§ **Instructions for the task**
In the listing that follows, count each line containing the string "integer" and report only the count.

------------------------------------------------------------

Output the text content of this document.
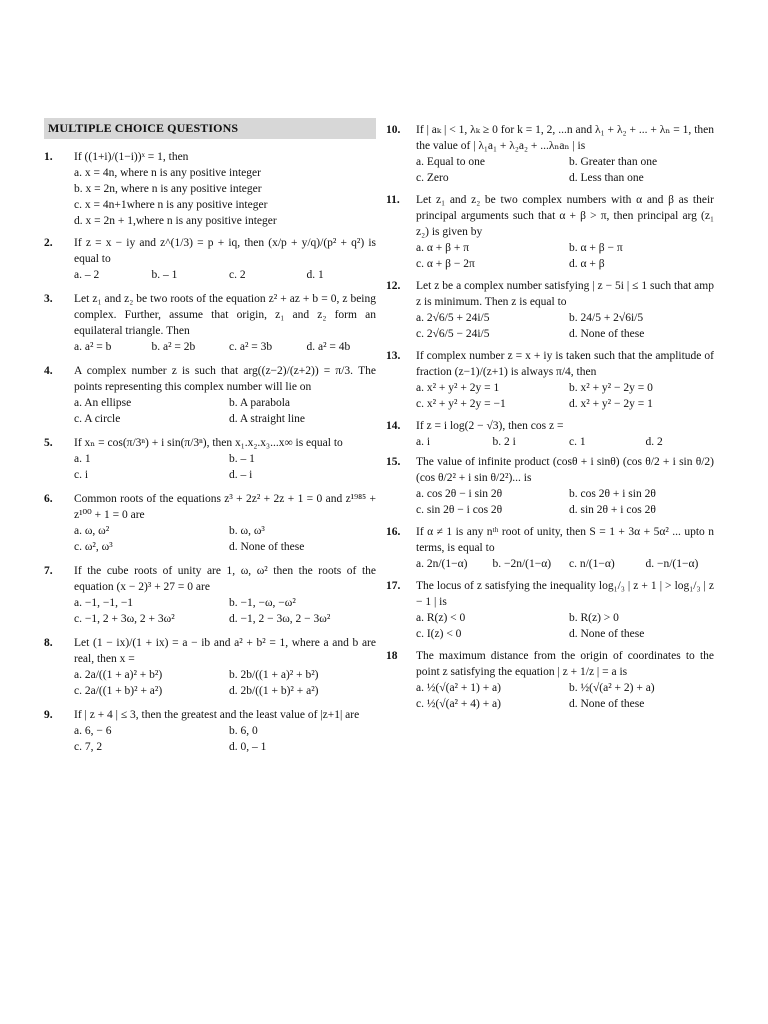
MULTIPLE CHOICE QUESTIONS
1. If ((1+i)/(1−i))ˣ = 1, then
a. x = 4n, where n is any positive integer
b. x = 2n, where n is any positive integer
c. x = 4n+1where n is any positive integer
d. x = 2n + 1,where n is any positive integer
2. If z = x − iy and z^(1/3) = p + iq, then (x/p + y/q)/(p² + q²) is equal to
a. – 2	b. – 1	c. 2	d. 1
3. Let z₁ and z₂ be two roots of the equation z² + az + b = 0, z being complex. Further, assume that origin, z₁ and z₂ form an equilateral triangle. Then
a. a² = b	b. a² = 2b	c. a² = 3b	d. a² = 4b
4. A complex number z is such that arg((z−2)/(z+2)) = π/3. The points representing this complex number will lie on
a. An ellipse	b. A parabola
c. A circle	d. A straight line
5. If xₙ = cos(π/3ⁿ) + i sin(π/3ⁿ), then x₁.x₂.x₃...x∞ is equal to
a. 1	b. – 1
c. i	d. – i
6. Common roots of the equations z³ + 2z² + 2z + 1 = 0 and z¹⁹⁸⁵ + z¹⁰⁰ + 1 = 0 are
a. ω, ω²	b. ω, ω³
c. ω², ω³	d. None of these
7. If the cube roots of unity are 1, ω, ω² then the roots of the equation (x − 2)³ + 27 = 0 are
a. −1, −1, −1	b. −1, −ω, −ω²
c. −1, 2 + 3ω, 2 + 3ω²	d. −1, 2 − 3ω, 2 − 3ω²
8. Let (1 − ix)/(1 + ix) = a − ib and a² + b² = 1, where a and b are real, then x =
a. 2a/((1 + a)² + b²)	b. 2b/((1 + a)² + b²)
c. 2a/((1 + b)² + a²)	d. 2b/((1 + b)² + a²)
9. If | z + 4 | ≤ 3, then the greatest and the least value of |z+1| are
a. 6, − 6	b. 6, 0
c. 7, 2	d. 0, – 1
10. If | aₖ | < 1, λₖ ≥ 0 for k = 1, 2, ...n and λ₁ + λ₂ + ... + λₙ = 1, then the value of | λ₁a₁ + λ₂a₂ + ...λₙaₙ | is
a. Equal to one	b. Greater than one
c. Zero	d. Less than one
11. Let z₁ and z₂ be two complex numbers with α and β as their principal arguments such that α + β > π, then principal arg (z₁ z₂) is given by
a. α + β + π	b. α + β − π
c. α + β − 2π	d. α + β
12. Let z be a complex number satisfying | z − 5i | ≤ 1 such that amp z is minimum. Then z is equal to
a. 2√6/5 + 24i/5	b. 24/5 + 2√6i/5
c. 2√6/5 − 24i/5	d. None of these
13. If complex number z = x + iy is taken such that the amplitude of fraction (z−1)/(z+1) is always π/4, then
a. x² + y² + 2y = 1	b. x² + y² − 2y = 0
c. x² + y² + 2y = −1	d. x² + y² − 2y = 1
14. If z = i log(2 − √3), then cos z =
a. i	b. 2 i	c. 1	d. 2
15. The value of infinite product (cosθ + i sinθ) (cos θ/2 + i sin θ/2)(cos θ/2² + i sin θ/2²)... is
a. cos 2θ − i sin 2θ	b. cos 2θ + i sin 2θ
c. sin 2θ − i cos 2θ	d. sin 2θ + i cos 2θ
16. If α ≠ 1 is any nᵗʰ root of unity, then S = 1 + 3α + 5α² ... upto n terms, is equal to
a. 2n/(1−α)	b. −2n/(1−α)	c. n/(1−α)	d. −n/(1−α)
17. The locus of z satisfying the inequality log₁/₃ | z + 1 | > log₁/₃ | z − 1 | is
a. R(z) < 0	b. R(z) > 0
c. I(z) < 0	d. None of these
18 The maximum distance from the origin of coordinates to the point z satisfying the equation | z + 1/z | = a is
a. ½(√(a² + 1) + a)	b. ½(√(a² + 2) + a)
c. ½(√(a² + 4) + a)	d. None of these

------------------------------------------------------------

§ **Full response**
4